▶ _Task requirements_
Work through the entries below and report how many lines include "ylabel". The number alone is the answer.
# Input material start
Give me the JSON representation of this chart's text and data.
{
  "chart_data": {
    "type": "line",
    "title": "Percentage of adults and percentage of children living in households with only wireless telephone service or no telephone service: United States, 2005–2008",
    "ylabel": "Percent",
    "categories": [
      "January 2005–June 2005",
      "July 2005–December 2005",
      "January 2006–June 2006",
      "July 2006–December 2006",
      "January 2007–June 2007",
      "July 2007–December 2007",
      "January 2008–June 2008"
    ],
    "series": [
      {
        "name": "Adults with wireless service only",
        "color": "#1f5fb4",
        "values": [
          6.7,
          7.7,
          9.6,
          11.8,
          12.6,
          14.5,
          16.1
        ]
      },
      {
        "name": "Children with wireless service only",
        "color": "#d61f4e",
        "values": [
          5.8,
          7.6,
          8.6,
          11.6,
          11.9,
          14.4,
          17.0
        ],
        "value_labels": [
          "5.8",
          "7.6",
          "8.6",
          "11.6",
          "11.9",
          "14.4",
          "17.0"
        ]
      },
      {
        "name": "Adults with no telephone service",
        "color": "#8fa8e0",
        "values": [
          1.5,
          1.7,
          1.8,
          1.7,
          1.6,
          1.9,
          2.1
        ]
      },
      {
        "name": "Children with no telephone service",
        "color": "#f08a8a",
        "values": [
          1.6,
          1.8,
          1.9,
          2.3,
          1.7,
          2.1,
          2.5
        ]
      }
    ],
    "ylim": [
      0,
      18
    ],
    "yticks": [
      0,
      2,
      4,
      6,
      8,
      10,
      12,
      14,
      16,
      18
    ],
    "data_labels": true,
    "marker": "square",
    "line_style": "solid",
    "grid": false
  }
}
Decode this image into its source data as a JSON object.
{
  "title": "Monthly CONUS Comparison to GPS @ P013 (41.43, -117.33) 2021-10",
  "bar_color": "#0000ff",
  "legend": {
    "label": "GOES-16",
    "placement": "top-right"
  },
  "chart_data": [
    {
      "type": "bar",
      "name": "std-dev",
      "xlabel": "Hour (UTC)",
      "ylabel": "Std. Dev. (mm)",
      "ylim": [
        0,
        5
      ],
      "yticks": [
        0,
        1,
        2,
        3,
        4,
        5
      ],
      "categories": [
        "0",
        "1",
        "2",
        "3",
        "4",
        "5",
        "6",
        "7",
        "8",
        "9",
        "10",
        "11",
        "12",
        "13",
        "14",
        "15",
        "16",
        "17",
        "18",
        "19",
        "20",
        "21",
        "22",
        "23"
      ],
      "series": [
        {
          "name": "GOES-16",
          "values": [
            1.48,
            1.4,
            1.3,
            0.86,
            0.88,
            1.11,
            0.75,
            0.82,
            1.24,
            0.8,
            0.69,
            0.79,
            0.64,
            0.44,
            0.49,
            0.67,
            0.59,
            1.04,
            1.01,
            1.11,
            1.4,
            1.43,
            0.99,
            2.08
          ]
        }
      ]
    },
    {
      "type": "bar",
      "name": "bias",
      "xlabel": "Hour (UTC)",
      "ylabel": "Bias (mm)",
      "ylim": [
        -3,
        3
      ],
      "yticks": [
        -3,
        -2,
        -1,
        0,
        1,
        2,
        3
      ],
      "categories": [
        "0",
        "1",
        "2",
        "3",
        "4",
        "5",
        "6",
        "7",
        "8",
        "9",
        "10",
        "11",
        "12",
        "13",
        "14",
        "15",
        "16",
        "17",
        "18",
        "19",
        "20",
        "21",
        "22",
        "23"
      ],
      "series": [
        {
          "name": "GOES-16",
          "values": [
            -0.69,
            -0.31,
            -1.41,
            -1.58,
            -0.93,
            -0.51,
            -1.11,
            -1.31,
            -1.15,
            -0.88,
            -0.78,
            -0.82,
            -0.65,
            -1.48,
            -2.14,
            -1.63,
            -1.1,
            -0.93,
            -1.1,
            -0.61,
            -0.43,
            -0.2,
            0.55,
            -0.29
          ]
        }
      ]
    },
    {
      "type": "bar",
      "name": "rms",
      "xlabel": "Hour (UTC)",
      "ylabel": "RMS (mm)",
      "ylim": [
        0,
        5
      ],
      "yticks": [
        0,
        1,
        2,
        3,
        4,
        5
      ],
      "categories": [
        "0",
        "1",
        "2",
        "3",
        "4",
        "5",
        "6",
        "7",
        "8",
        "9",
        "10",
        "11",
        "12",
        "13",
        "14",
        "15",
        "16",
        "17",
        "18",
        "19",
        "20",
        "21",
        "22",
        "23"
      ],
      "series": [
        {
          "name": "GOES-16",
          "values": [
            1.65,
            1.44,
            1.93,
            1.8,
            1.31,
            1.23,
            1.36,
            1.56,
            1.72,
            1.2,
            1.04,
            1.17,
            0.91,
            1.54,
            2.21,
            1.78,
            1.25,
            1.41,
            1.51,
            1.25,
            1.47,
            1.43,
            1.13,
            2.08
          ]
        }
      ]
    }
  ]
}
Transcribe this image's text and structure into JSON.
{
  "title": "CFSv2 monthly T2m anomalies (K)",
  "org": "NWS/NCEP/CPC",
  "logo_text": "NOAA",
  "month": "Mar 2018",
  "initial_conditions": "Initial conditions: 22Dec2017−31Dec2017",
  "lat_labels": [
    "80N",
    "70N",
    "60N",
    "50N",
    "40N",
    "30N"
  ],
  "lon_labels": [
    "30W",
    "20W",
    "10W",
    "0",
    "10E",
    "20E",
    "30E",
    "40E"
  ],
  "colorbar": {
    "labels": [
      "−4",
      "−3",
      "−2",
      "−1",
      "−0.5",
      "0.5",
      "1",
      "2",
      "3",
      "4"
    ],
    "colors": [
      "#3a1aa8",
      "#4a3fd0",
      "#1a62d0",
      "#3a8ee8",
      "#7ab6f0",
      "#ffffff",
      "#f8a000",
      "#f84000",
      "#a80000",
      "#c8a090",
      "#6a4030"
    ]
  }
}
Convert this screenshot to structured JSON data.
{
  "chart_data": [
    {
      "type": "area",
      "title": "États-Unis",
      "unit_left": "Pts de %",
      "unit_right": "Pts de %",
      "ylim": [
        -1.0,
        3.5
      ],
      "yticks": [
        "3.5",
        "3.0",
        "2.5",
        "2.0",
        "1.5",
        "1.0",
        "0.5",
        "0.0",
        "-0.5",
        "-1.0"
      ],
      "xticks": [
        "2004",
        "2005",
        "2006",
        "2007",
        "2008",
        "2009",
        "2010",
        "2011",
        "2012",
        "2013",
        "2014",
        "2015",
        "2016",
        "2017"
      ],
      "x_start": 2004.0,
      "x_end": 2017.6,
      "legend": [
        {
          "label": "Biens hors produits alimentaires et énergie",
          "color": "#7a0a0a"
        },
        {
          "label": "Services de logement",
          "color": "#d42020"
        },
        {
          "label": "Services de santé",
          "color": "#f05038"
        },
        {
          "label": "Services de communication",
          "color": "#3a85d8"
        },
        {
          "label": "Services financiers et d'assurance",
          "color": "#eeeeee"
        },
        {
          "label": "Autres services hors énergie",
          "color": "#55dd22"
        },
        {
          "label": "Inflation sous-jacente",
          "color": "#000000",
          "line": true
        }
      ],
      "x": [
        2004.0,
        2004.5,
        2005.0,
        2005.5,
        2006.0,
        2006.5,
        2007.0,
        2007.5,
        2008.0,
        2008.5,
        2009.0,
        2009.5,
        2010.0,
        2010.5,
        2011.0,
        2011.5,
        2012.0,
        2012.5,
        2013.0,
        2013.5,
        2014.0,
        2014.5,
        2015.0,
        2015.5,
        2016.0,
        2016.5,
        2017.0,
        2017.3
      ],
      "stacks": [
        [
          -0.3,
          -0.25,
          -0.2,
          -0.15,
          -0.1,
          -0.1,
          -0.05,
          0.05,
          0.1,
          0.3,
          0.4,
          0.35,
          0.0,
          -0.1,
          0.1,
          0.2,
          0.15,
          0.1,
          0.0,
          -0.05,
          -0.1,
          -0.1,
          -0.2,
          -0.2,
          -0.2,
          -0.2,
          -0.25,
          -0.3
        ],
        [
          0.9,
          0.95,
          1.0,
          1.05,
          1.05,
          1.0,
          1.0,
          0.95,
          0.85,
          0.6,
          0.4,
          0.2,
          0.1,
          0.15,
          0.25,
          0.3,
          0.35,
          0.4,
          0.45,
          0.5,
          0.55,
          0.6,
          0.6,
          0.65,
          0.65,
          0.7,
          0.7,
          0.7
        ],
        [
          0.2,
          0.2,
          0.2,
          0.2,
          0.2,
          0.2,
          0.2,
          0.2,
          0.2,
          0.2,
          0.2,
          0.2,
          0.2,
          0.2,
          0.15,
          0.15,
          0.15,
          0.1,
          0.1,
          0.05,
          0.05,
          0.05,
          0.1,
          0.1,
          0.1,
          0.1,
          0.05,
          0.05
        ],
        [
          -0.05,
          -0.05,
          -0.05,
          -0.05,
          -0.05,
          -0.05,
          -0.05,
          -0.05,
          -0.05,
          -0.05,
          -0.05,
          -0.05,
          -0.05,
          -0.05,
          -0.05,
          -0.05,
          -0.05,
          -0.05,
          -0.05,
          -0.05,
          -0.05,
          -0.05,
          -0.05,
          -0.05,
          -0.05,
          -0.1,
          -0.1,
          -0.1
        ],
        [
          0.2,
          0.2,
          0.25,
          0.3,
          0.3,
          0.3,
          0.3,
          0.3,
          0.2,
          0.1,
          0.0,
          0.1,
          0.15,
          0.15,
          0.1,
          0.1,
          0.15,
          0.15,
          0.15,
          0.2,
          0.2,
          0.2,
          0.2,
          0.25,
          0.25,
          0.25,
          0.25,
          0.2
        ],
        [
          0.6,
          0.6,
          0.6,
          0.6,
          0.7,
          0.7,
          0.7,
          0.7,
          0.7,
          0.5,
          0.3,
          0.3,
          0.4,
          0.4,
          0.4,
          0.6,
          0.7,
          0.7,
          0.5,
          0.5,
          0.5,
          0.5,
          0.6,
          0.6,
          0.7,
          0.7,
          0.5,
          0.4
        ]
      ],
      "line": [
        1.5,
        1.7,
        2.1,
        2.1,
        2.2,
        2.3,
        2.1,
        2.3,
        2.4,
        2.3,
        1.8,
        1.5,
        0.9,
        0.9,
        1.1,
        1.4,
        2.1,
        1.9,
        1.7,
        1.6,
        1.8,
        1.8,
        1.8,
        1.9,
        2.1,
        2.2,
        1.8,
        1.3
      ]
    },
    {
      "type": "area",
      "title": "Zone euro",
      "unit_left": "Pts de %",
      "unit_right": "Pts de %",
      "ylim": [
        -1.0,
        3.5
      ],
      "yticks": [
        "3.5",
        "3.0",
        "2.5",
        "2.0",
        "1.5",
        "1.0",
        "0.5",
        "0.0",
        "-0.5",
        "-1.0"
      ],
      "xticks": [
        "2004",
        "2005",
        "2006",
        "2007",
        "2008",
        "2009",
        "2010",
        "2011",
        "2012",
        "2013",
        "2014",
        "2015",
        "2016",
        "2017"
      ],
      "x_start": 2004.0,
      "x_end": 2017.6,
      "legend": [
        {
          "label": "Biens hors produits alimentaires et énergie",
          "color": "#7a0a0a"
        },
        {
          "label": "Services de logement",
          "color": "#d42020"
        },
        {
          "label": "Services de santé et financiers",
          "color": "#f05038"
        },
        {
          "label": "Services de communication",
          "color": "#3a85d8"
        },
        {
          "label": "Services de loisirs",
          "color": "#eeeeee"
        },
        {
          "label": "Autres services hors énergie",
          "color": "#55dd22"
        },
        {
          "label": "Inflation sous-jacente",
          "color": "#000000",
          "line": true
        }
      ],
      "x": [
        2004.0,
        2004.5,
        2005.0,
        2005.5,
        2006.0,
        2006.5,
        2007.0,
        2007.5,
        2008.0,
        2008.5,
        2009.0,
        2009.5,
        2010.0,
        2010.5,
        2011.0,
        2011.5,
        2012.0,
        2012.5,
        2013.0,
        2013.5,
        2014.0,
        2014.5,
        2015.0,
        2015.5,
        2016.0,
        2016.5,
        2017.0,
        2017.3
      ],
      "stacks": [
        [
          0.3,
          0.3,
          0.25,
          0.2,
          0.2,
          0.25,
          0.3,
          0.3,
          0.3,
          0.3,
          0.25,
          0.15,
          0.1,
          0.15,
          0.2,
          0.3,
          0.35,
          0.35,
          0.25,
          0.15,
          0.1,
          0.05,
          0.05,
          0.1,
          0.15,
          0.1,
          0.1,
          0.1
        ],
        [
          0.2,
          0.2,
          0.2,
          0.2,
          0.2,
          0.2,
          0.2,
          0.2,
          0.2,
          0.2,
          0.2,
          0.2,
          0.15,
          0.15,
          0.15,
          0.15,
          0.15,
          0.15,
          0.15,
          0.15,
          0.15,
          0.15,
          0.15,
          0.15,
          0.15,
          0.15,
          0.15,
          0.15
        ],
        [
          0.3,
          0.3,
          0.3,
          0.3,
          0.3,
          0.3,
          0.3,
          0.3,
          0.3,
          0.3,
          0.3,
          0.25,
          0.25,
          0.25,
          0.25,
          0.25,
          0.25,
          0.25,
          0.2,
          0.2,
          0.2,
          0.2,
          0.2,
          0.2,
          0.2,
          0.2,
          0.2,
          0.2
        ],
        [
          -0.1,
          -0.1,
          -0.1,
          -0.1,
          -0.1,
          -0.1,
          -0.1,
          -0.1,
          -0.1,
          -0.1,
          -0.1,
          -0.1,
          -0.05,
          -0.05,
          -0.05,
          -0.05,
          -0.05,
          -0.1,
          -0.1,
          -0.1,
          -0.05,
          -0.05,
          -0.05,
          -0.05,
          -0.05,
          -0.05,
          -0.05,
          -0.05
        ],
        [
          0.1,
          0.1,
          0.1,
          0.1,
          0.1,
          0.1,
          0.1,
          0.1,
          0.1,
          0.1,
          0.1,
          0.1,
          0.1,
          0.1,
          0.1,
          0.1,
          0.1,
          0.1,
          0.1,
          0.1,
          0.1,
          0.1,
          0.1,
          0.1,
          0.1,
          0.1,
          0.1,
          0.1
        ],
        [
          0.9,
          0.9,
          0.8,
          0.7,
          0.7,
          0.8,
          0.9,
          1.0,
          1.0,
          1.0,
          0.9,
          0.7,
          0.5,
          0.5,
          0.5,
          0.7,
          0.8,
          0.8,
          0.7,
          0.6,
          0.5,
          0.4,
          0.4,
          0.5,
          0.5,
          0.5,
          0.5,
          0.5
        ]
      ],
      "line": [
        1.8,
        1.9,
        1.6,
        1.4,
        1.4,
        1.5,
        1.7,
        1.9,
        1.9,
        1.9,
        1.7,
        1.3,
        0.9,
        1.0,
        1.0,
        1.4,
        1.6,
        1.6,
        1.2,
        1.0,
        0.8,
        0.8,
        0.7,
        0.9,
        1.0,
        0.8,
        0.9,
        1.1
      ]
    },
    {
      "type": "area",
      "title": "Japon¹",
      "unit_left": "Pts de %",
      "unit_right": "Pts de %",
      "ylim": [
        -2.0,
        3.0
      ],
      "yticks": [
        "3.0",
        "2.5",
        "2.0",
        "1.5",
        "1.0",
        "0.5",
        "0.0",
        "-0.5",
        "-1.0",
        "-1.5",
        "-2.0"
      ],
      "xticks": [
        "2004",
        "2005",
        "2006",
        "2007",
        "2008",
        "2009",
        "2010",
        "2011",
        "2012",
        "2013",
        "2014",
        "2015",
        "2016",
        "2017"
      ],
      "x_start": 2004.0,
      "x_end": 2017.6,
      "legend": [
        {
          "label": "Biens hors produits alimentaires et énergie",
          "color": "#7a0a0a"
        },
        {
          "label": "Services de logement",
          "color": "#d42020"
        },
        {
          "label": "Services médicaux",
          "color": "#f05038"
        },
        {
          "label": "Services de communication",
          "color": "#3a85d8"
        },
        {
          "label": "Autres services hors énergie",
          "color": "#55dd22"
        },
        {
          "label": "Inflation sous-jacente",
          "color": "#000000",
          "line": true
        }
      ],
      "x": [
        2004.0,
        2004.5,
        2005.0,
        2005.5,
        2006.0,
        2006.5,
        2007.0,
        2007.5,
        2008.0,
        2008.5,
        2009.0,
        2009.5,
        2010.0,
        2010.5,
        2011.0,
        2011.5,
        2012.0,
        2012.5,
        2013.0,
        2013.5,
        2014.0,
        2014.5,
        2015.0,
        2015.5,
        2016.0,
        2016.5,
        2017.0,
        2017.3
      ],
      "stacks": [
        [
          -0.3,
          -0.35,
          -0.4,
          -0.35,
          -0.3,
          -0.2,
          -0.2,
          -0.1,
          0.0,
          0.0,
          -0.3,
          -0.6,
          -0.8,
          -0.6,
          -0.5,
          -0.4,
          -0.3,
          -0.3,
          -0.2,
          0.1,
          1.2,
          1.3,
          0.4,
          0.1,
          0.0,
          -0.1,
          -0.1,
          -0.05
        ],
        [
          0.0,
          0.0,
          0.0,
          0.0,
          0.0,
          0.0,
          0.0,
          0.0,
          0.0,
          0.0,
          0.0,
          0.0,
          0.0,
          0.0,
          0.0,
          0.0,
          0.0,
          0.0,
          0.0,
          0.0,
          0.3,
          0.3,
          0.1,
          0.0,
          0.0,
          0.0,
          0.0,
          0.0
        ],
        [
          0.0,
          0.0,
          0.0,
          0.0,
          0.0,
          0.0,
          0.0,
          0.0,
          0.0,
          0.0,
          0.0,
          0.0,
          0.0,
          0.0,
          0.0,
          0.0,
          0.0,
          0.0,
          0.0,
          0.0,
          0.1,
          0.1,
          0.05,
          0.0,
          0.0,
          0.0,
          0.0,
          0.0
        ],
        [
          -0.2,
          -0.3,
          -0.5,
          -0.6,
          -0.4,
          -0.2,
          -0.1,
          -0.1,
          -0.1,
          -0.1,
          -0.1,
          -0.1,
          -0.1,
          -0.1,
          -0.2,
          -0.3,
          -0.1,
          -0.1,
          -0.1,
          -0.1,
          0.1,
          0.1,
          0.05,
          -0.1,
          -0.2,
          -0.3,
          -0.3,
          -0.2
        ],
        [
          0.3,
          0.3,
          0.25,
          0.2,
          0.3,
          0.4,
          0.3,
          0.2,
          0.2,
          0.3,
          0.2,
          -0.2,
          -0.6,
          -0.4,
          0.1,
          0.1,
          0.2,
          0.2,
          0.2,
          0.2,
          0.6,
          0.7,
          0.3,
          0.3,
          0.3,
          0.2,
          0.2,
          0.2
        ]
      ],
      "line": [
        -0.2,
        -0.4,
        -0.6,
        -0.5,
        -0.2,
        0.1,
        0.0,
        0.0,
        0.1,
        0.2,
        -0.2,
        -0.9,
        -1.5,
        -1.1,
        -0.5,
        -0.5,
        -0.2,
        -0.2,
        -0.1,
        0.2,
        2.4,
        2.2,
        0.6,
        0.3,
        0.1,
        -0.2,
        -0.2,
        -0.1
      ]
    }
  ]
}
# Input material end
▶ _Correct answer_
4